* _DATASET ENTRIES_
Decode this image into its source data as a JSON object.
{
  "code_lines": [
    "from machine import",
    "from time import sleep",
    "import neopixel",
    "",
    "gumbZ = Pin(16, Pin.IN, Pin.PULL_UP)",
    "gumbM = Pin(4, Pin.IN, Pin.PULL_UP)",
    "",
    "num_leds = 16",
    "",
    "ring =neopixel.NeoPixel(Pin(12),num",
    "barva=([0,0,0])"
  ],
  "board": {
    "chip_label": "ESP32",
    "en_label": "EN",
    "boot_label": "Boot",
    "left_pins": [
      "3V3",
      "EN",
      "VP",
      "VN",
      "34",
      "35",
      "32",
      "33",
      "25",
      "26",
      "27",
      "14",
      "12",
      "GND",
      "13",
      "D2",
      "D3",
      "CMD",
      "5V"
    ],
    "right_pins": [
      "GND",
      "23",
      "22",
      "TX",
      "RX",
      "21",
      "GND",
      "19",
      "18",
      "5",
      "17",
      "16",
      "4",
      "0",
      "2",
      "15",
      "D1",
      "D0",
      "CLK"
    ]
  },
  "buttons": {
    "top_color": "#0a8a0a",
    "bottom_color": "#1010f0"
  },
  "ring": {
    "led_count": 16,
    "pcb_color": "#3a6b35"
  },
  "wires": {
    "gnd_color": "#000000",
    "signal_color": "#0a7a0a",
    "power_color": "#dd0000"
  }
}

* _WRITTEN PROBLEM_
Go through the records and gather the lines that hold "import".

* _REPLY TO THE TASK_
    "from machine import",
    "from time import sleep",
    "import neopixel",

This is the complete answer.